Problem ::
Copy every line of the records below word for word, with no changes.

Data in this exercise ::
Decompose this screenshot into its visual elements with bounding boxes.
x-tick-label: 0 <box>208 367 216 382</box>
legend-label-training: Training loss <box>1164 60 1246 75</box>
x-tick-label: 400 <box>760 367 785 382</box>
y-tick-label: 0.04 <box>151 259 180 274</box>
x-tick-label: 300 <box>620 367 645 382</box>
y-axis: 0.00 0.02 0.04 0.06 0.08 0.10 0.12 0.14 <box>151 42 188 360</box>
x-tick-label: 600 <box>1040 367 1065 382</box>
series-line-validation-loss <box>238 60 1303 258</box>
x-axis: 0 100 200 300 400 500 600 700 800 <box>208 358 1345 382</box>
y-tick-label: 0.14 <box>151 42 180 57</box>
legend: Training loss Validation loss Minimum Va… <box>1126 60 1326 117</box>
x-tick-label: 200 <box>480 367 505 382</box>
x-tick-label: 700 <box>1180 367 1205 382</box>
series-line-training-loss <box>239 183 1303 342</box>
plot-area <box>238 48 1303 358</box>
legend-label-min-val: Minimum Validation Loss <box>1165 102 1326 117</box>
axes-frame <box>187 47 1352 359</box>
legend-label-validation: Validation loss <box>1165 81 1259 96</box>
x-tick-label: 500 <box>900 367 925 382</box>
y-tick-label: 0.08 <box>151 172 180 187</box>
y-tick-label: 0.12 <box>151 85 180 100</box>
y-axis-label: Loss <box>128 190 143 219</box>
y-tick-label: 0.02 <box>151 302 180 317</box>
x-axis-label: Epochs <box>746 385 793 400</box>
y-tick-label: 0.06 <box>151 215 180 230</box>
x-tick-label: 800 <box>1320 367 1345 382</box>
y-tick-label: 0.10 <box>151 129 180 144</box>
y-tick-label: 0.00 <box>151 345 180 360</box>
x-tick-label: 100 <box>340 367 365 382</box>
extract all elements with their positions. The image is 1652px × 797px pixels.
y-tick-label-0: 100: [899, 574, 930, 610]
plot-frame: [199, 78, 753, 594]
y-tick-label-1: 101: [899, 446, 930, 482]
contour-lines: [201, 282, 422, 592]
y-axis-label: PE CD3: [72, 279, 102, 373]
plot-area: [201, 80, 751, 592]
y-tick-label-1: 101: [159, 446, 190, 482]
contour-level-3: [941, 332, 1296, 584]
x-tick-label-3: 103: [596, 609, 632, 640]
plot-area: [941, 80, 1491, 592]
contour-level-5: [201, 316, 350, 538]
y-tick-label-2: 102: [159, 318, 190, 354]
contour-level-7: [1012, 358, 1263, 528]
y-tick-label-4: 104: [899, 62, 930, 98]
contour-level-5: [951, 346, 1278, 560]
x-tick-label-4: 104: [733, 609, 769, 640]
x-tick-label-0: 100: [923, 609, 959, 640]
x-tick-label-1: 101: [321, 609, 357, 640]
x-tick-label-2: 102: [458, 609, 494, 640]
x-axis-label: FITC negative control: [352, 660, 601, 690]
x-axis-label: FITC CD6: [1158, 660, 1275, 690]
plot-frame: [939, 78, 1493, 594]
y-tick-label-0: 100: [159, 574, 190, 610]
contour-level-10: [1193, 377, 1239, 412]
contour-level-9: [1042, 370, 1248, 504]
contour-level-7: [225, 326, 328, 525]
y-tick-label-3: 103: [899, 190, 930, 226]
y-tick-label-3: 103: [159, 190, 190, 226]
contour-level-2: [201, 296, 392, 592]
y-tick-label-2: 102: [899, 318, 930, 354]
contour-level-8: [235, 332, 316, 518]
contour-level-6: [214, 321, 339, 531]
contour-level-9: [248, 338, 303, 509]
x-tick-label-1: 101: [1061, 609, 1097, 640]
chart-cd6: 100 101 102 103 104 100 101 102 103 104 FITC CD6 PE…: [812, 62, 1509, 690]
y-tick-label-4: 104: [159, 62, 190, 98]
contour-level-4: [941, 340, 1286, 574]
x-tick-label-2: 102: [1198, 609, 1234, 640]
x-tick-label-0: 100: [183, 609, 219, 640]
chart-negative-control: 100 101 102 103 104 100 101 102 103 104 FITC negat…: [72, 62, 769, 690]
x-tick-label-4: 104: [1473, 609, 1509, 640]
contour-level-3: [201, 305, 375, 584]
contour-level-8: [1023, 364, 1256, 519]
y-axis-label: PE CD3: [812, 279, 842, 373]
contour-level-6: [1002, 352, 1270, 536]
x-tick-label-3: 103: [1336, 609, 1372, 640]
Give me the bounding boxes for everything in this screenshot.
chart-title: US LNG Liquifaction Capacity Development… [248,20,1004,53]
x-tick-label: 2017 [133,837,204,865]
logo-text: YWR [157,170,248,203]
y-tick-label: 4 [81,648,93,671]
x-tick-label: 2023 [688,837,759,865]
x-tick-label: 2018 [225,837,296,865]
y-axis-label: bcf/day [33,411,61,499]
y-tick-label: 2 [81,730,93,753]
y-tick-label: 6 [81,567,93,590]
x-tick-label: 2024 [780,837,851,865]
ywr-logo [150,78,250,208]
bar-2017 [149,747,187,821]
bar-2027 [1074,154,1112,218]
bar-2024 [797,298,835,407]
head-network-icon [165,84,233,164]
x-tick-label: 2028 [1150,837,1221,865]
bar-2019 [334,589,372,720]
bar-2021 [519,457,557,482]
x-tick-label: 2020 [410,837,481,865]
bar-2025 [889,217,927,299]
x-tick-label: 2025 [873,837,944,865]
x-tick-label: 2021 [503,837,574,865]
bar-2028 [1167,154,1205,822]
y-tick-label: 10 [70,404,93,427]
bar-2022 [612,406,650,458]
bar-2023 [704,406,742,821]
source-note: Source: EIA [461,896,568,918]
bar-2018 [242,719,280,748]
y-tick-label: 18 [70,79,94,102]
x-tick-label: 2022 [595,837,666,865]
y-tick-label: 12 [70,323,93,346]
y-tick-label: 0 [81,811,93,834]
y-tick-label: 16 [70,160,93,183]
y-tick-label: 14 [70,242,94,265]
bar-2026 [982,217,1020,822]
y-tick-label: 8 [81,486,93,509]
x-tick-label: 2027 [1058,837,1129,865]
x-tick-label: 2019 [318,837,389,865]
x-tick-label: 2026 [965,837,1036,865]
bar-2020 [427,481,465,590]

Answer to this problem ::
Decompose this screenshot into its visual elements with bounding boxes.
x-tick-label: 0 <box>208 367 216 382</box>
legend-label-training: Training loss <box>1164 60 1246 75</box>
x-tick-label: 400 <box>760 367 785 382</box>
y-tick-label: 0.04 <box>151 259 180 274</box>
x-tick-label: 300 <box>620 367 645 382</box>
y-axis: 0.00 0.02 0.04 0.06 0.08 0.10 0.12 0.14 <box>151 42 188 360</box>
x-tick-label: 600 <box>1040 367 1065 382</box>
series-line-validation-loss <box>238 60 1303 258</box>
x-axis: 0 100 200 300 400 500 600 700 800 <box>208 358 1345 382</box>
y-tick-label: 0.14 <box>151 42 180 57</box>
legend: Training loss Validation loss Minimum Va… <box>1126 60 1326 117</box>
x-tick-label: 200 <box>480 367 505 382</box>
x-tick-label: 700 <box>1180 367 1205 382</box>
series-line-training-loss <box>239 183 1303 342</box>
plot-area <box>238 48 1303 358</box>
legend-label-min-val: Minimum Validation Loss <box>1165 102 1326 117</box>
axes-frame <box>187 47 1352 359</box>
legend-label-validation: Validation loss <box>1165 81 1259 96</box>
x-tick-label: 500 <box>900 367 925 382</box>
y-tick-label: 0.08 <box>151 172 180 187</box>
y-tick-label: 0.12 <box>151 85 180 100</box>
y-axis-label: Loss <box>128 190 143 219</box>
y-tick-label: 0.02 <box>151 302 180 317</box>
x-axis-label: Epochs <box>746 385 793 400</box>
y-tick-label: 0.06 <box>151 215 180 230</box>
x-tick-label: 800 <box>1320 367 1345 382</box>
y-tick-label: 0.10 <box>151 129 180 144</box>
y-tick-label: 0.00 <box>151 345 180 360</box>
x-tick-label: 100 <box>340 367 365 382</box>
extract all elements with their positions. The image is 1652px × 797px pixels.
y-tick-label-0: 100: [899, 574, 930, 610]
plot-frame: [199, 78, 753, 594]
y-tick-label-1: 101: [899, 446, 930, 482]
contour-lines: [201, 282, 422, 592]
y-axis-label: PE CD3: [72, 279, 102, 373]
plot-area: [201, 80, 751, 592]
y-tick-label-1: 101: [159, 446, 190, 482]
contour-level-3: [941, 332, 1296, 584]
x-tick-label-3: 103: [596, 609, 632, 640]
plot-area: [941, 80, 1491, 592]
contour-level-5: [201, 316, 350, 538]
y-tick-label-2: 102: [159, 318, 190, 354]
contour-level-7: [1012, 358, 1263, 528]
y-tick-label-4: 104: [899, 62, 930, 98]
contour-level-5: [951, 346, 1278, 560]
x-tick-label-4: 104: [733, 609, 769, 640]
x-tick-label-0: 100: [923, 609, 959, 640]
x-tick-label-1: 101: [321, 609, 357, 640]
x-tick-label-2: 102: [458, 609, 494, 640]
x-axis-label: FITC negative control: [352, 660, 601, 690]
x-axis-label: FITC CD6: [1158, 660, 1275, 690]
plot-frame: [939, 78, 1493, 594]
y-tick-label-0: 100: [159, 574, 190, 610]
contour-level-10: [1193, 377, 1239, 412]
contour-level-9: [1042, 370, 1248, 504]
contour-level-7: [225, 326, 328, 525]
y-tick-label-3: 103: [899, 190, 930, 226]
y-tick-label-3: 103: [159, 190, 190, 226]
contour-level-2: [201, 296, 392, 592]
y-tick-label-2: 102: [899, 318, 930, 354]
contour-level-8: [235, 332, 316, 518]
contour-level-6: [214, 321, 339, 531]
contour-level-9: [248, 338, 303, 509]
x-tick-label-1: 101: [1061, 609, 1097, 640]
chart-cd6: 100 101 102 103 104 100 101 102 103 104 FITC CD6 PE…: [812, 62, 1509, 690]
y-tick-label-4: 104: [159, 62, 190, 98]
contour-level-4: [941, 340, 1286, 574]
x-tick-label-2: 102: [1198, 609, 1234, 640]
x-tick-label-0: 100: [183, 609, 219, 640]
chart-negative-control: 100 101 102 103 104 100 101 102 103 104 FITC negat…: [72, 62, 769, 690]
x-tick-label-4: 104: [1473, 609, 1509, 640]
contour-level-3: [201, 305, 375, 584]
contour-level-8: [1023, 364, 1256, 519]
y-axis-label: PE CD3: [812, 279, 842, 373]
contour-level-6: [1002, 352, 1270, 536]
x-tick-label-3: 103: [1336, 609, 1372, 640]
Give me the bounding boxes for everything in this screenshot.
chart-title: US LNG Liquifaction Capacity Development… [248,20,1004,53]
x-tick-label: 2017 [133,837,204,865]
logo-text: YWR [157,170,248,203]
y-tick-label: 4 [81,648,93,671]
x-tick-label: 2023 [688,837,759,865]
x-tick-label: 2018 [225,837,296,865]
y-axis-label: bcf/day [33,411,61,499]
y-tick-label: 2 [81,730,93,753]
y-tick-label: 6 [81,567,93,590]
x-tick-label: 2024 [780,837,851,865]
ywr-logo [150,78,250,208]
bar-2017 [149,747,187,821]
bar-2027 [1074,154,1112,218]
bar-2024 [797,298,835,407]
head-network-icon [165,84,233,164]
x-tick-label: 2028 [1150,837,1221,865]
bar-2019 [334,589,372,720]
bar-2021 [519,457,557,482]
x-tick-label: 2020 [410,837,481,865]
bar-2025 [889,217,927,299]
x-tick-label: 2025 [873,837,944,865]
x-tick-label: 2021 [503,837,574,865]
bar-2028 [1167,154,1205,822]
y-tick-label: 10 [70,404,93,427]
bar-2022 [612,406,650,458]
bar-2023 [704,406,742,821]
source-note: Source: EIA [461,896,568,918]
bar-2018 [242,719,280,748]
y-tick-label: 18 [70,79,94,102]
x-tick-label: 2022 [595,837,666,865]
y-tick-label: 12 [70,323,93,346]
y-tick-label: 0 [81,811,93,834]
y-tick-label: 16 [70,160,93,183]
y-tick-label: 14 [70,242,94,265]
bar-2026 [982,217,1020,822]
y-tick-label: 8 [81,486,93,509]
x-tick-label: 2027 [1058,837,1129,865]
x-tick-label: 2019 [318,837,389,865]
x-tick-label: 2026 [965,837,1036,865]
bar-2020 [427,481,465,590]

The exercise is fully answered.